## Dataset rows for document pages

----

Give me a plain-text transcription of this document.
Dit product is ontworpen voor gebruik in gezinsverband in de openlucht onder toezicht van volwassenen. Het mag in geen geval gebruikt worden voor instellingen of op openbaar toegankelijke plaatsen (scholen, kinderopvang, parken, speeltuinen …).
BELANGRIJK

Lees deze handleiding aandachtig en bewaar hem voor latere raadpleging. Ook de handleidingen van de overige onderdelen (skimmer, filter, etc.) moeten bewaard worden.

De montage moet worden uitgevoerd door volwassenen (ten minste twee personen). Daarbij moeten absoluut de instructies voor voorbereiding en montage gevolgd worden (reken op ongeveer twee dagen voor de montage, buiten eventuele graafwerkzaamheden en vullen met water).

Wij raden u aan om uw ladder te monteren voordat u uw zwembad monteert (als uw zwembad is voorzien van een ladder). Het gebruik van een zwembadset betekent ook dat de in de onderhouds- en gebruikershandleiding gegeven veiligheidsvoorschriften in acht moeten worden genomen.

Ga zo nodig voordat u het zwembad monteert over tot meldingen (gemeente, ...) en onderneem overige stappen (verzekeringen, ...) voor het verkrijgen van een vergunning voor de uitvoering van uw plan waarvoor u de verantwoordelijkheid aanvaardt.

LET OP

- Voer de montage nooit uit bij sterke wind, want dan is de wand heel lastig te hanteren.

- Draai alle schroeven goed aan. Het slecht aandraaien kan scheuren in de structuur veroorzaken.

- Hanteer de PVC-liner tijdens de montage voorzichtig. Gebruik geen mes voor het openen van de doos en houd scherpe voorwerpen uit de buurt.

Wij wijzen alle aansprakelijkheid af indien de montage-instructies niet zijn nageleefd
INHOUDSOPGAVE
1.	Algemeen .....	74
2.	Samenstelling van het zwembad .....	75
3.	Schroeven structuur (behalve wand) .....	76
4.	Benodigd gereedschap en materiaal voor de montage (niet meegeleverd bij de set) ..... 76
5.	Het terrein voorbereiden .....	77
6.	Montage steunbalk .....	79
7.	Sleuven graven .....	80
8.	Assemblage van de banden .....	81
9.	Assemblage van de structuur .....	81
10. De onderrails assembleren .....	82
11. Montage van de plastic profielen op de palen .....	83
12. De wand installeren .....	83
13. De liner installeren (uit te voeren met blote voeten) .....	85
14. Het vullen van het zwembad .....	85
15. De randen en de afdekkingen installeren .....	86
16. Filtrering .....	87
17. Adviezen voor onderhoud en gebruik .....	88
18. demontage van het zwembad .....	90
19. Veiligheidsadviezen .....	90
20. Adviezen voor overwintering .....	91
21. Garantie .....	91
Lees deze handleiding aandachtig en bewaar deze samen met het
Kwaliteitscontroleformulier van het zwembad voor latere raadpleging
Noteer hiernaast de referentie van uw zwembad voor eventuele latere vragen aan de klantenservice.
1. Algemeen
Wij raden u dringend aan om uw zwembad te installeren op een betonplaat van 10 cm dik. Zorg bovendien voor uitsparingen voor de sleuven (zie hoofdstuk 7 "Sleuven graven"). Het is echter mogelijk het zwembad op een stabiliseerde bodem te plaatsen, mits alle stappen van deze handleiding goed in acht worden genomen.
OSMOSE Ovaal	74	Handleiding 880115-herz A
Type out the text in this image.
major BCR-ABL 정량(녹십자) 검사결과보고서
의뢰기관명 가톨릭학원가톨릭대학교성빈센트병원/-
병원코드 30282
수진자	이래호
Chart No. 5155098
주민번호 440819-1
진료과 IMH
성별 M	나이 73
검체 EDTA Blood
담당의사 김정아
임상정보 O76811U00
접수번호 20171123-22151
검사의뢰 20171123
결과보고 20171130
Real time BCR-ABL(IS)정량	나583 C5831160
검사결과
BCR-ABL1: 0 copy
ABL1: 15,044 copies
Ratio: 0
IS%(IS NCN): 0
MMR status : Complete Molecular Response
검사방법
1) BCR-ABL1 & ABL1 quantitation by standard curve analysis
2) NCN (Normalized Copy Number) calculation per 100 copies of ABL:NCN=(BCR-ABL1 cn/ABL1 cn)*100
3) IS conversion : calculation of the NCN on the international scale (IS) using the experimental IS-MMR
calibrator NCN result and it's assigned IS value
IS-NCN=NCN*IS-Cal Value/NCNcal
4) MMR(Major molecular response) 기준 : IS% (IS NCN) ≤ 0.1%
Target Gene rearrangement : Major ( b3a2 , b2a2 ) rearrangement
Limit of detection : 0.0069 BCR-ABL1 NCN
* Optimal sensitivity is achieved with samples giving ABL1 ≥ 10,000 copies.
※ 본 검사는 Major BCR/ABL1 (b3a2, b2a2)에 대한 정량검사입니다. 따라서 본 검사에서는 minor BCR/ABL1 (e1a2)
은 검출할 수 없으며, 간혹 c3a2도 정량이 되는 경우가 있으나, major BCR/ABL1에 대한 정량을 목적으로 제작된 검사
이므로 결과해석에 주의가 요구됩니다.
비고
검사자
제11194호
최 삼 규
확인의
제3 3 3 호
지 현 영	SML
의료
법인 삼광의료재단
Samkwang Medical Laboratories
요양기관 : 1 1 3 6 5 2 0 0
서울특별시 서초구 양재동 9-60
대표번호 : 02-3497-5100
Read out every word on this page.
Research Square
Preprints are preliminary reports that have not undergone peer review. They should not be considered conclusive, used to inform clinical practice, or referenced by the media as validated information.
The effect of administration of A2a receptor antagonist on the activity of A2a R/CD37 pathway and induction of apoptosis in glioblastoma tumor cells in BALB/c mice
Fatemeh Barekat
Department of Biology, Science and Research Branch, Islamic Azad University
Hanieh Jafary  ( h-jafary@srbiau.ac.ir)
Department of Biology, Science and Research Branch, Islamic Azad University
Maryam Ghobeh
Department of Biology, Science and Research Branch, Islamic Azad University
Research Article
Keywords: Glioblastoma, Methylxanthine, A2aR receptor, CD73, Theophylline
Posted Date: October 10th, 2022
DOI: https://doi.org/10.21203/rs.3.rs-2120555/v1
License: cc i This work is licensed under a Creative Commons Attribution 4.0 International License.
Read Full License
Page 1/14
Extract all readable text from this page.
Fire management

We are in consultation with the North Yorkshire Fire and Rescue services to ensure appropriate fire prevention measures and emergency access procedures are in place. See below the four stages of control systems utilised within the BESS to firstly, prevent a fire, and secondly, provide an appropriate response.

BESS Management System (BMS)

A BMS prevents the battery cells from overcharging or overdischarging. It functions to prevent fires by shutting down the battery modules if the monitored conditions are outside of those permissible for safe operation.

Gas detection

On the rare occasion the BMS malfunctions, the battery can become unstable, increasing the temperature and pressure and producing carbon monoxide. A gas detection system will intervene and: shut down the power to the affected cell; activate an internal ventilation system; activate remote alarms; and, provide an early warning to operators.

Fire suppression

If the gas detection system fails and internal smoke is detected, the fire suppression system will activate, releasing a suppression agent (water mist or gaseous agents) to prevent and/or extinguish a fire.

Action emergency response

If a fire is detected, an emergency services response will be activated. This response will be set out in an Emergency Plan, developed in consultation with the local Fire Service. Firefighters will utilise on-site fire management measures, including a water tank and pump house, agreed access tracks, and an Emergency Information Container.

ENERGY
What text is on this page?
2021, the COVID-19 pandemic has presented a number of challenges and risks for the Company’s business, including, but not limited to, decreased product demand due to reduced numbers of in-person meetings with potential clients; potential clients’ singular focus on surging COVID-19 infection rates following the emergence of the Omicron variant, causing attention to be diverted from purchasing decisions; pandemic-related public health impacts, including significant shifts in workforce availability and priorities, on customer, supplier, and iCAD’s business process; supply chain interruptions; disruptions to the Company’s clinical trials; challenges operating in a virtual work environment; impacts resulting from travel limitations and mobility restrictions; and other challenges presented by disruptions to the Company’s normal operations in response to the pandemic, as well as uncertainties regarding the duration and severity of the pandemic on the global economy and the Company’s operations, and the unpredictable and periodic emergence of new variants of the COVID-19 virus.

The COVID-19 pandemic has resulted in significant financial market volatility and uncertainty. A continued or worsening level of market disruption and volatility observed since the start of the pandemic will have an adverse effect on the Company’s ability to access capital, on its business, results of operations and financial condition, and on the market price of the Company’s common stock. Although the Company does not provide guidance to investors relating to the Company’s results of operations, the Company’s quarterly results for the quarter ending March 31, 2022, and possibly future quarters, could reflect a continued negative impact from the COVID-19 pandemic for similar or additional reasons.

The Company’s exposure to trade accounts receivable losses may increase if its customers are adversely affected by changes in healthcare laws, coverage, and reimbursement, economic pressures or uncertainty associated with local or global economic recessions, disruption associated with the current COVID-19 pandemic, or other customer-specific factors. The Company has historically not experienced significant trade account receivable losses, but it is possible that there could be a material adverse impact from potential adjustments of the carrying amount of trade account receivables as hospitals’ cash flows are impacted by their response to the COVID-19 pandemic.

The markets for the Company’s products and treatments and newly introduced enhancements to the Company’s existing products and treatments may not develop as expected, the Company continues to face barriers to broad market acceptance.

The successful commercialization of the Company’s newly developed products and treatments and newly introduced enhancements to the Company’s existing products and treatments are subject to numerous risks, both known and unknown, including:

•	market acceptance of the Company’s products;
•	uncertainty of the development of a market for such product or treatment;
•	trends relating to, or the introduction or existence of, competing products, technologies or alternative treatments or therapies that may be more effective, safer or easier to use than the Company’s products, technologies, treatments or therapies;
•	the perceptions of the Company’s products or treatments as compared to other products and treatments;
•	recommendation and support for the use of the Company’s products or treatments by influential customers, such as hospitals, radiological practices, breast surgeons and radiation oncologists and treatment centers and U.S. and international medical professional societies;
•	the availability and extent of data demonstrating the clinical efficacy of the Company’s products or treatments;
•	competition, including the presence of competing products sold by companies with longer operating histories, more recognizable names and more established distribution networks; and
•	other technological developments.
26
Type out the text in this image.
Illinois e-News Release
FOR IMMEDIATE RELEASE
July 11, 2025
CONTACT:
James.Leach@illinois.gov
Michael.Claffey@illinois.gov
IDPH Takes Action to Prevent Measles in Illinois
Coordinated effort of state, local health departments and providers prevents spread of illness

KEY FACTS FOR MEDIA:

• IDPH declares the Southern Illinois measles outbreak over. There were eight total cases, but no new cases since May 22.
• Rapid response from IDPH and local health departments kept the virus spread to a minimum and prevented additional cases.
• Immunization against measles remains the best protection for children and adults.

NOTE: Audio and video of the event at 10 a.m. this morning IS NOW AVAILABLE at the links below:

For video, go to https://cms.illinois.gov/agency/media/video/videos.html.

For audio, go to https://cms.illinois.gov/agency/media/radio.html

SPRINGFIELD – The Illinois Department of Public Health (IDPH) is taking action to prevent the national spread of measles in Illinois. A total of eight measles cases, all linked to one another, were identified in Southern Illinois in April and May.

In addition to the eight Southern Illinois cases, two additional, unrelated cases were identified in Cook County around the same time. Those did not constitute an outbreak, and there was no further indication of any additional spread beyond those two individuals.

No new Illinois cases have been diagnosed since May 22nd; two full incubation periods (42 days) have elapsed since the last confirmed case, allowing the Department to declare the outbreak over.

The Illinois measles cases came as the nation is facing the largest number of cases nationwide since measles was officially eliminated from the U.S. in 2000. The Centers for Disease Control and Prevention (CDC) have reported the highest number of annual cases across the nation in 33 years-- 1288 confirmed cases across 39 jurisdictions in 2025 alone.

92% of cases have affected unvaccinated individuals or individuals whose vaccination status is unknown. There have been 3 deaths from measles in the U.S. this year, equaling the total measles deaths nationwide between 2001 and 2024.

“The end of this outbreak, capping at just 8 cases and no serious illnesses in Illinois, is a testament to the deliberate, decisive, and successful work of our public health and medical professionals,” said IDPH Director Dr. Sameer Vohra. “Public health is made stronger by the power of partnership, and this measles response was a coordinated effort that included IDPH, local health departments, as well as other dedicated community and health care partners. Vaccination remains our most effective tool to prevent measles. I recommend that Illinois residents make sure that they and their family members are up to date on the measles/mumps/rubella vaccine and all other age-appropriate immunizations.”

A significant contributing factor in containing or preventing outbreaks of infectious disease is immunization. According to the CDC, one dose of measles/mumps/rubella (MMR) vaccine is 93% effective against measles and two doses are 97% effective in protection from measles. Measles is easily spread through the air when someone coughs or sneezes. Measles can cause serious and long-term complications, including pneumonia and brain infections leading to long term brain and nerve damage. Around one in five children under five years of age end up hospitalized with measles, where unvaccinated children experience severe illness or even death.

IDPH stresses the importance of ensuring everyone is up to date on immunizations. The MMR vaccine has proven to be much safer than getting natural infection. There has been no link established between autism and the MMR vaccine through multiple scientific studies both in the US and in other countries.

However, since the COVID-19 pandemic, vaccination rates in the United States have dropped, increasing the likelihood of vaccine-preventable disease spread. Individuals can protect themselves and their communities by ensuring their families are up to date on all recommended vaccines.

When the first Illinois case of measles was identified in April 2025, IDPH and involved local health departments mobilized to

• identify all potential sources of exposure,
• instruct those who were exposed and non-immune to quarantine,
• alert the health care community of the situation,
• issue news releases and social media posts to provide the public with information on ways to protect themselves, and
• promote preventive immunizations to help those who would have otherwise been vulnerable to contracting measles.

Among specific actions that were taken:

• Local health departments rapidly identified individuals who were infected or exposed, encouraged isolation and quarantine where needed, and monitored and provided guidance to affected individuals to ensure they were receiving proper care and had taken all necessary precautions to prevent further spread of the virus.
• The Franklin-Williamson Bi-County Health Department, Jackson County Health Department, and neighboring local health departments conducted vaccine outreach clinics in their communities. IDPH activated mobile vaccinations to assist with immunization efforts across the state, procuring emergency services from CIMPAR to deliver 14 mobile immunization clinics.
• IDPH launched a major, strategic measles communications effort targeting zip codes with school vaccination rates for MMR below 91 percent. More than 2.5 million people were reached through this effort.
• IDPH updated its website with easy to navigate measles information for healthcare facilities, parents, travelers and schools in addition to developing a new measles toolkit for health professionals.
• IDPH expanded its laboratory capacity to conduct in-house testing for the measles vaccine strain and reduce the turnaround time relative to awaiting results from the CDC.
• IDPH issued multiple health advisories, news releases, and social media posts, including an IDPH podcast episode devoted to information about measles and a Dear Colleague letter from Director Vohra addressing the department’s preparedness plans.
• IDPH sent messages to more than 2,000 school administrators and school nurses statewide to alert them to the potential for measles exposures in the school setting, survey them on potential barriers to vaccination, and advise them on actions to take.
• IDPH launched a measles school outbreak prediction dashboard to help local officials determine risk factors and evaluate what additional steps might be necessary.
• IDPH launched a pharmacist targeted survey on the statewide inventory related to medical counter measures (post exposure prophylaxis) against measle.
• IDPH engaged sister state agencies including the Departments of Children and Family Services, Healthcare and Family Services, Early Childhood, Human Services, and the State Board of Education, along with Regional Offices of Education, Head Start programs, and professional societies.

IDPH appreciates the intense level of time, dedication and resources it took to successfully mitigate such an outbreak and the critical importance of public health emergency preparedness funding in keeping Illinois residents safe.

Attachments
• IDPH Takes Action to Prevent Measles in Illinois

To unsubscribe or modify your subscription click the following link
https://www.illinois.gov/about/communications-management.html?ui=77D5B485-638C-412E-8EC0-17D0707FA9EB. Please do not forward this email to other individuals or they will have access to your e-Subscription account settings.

----

A single figure, please: the number of lines in the data that hold the string "existing".

## OUTPUT FOR THIS TASK
2